(Stored records)
* START *

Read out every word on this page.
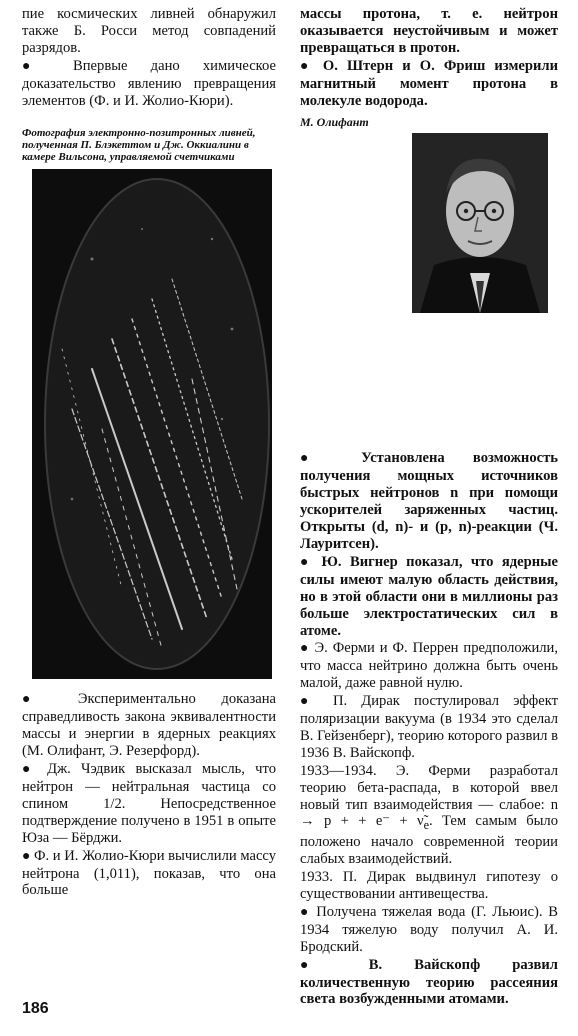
пие космических ливней обнаружил также Б. Росси метод совпадений разрядов.

● Впервые дано химическое доказательство явлению превращения элементов (Ф. и И. Жолио-Кюри).

Фотография электронно-позитронных ливней, полученная П. Блэкеттом и Дж. Оккиалини в камере Вильсона, управляемой счетчиками

● Экспериментально доказана справедливость закона эквивалентности массы и энергии в ядерных реакциях (М. Олифант, Э. Резерфорд).

● Дж. Чэдвик высказал мысль, что нейтрон — нейтральная частица со спином 1/2. Непосредственное подтверждение получено в 1951 в опыте Юза — Бёрджи.

● Ф. и И. Жолио-Кюри вычислили массу нейтрона (1,011), показав, что она больше

массы протона, т. е. нейтрон оказывается неустойчивым и может превращаться в протон.

● О. Штерн и О. Фриш измерили магнитный момент протона в молекуле водорода.

М. Олифант

● Установлена возможность получения мощных источников быстрых нейтронов n при помощи ускорителей заряженных частиц. Открыты (d, n)- и (p, n)-реакции (Ч. Лауритсен).

● Ю. Вигнер показал, что ядерные силы имеют малую область действия, но в этой области они в миллионы раз больше электростатических сил в атоме.

● Э. Ферми и Ф. Перрен предположили, что масса нейтрино должна быть очень малой, даже равной нулю.

● П. Дирак постулировал эффект поляризации вакуума (в 1934 это сделал В. Гейзенберг), теорию которого развил в 1936 В. Вайскопф.

1933—1934. Э. Ферми разработал теорию бета-распада, в которой ввел новый тип взаимодействия — слабое: n → p + + $e^- + \nũ_e$. Тем самым было положено начало современной теории слабых взаимодействий.

1933. П. Дирак выдвинул гипотезу о существовании антивещества.

● Получена тяжелая вода (Г. Льюис). В 1934 тяжелую воду получил А. И. Бродский.

● В. Вайскопф развил количественную теорию рассеяния света возбужденными атомами.

186
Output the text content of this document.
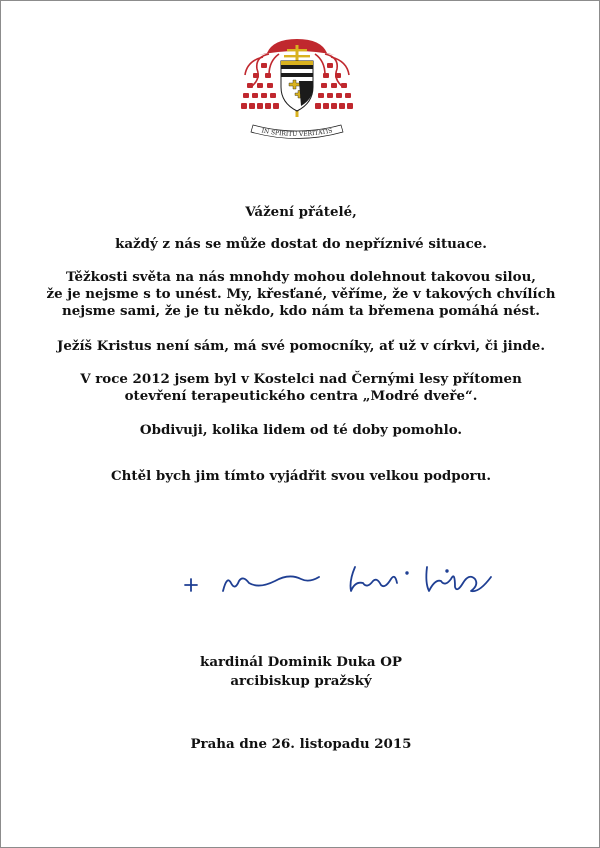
IN SPIRITU VERITATIS
Vážení přátelé,
každý z nás se může dostat do nepříznivé situace.
Těžkosti světa na nás mnohdy mohou dolehnout takovou silou,
že je nejsme s to unést. My, křesťané, věříme, že v takových chvílích
nejsme sami, že je tu někdo, kdo nám ta břemena pomáhá nést.
Ježíš Kristus není sám, má své pomocníky, ať už v církvi, či jinde.
V roce 2012 jsem byl v Kostelci nad Černými lesy přítomen
otevření terapeutického centra „Modré dveře“.
Obdivuji, kolika lidem od té doby pomohlo.
Chtěl bych jim tímto vyjádřit svou velkou podporu.
kardinál Dominik Duka OP
arcibiskup pražský
Praha dne 26. listopadu 2015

* END *

What is required: Find every line of the data that holds the string "больше", then say how many there are and nothing else.

Full output: 2